=== Listing ===

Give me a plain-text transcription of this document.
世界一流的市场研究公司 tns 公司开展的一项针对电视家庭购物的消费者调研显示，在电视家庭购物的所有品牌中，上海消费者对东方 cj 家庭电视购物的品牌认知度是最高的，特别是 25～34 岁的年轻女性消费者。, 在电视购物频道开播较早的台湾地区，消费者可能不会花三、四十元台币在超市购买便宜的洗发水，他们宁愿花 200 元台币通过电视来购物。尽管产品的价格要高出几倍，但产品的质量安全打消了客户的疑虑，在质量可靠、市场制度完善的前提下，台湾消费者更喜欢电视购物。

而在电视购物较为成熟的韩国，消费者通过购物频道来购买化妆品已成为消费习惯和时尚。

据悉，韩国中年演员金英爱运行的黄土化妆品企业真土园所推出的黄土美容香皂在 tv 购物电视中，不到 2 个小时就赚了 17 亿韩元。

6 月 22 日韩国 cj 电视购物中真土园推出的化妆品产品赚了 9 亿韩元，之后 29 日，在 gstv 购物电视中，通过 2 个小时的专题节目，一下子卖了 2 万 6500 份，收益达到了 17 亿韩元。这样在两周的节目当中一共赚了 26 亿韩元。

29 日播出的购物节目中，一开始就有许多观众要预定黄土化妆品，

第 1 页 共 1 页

===

#### Exercise objective
Recopy all the lines exactly as they appear.

#### Output
Give me a plain-text transcription of this document.
世界一流的市场研究公司 tns 公司开展的一项针对电视家庭购物的消费者调研显示，在电视家庭购物的所有品牌中，上海消费者对东方 cj 家庭电视购物的品牌认知度是最高的，特别是 25～34 岁的年轻女性消费者。, 在电视购物频道开播较早的台湾地区，消费者可能不会花三、四十元台币在超市购买便宜的洗发水，他们宁愿花 200 元台币通过电视来购物。尽管产品的价格要高出几倍，但产品的质量安全打消了客户的疑虑，在质量可靠、市场制度完善的前提下，台湾消费者更喜欢电视购物。

而在电视购物较为成熟的韩国，消费者通过购物频道来购买化妆品已成为消费习惯和时尚。

据悉，韩国中年演员金英爱运行的黄土化妆品企业真土园所推出的黄土美容香皂在 tv 购物电视中，不到 2 个小时就赚了 17 亿韩元。

6 月 22 日韩国 cj 电视购物中真土园推出的化妆品产品赚了 9 亿韩元，之后 29 日，在 gstv 购物电视中，通过 2 个小时的专题节目，一下子卖了 2 万 6500 份，收益达到了 17 亿韩元。这样在两周的节目当中一共赚了 26 亿韩元。

29 日播出的购物节目中，一开始就有许多观众要预定黄土化妆品，

第 1 页 共 1 页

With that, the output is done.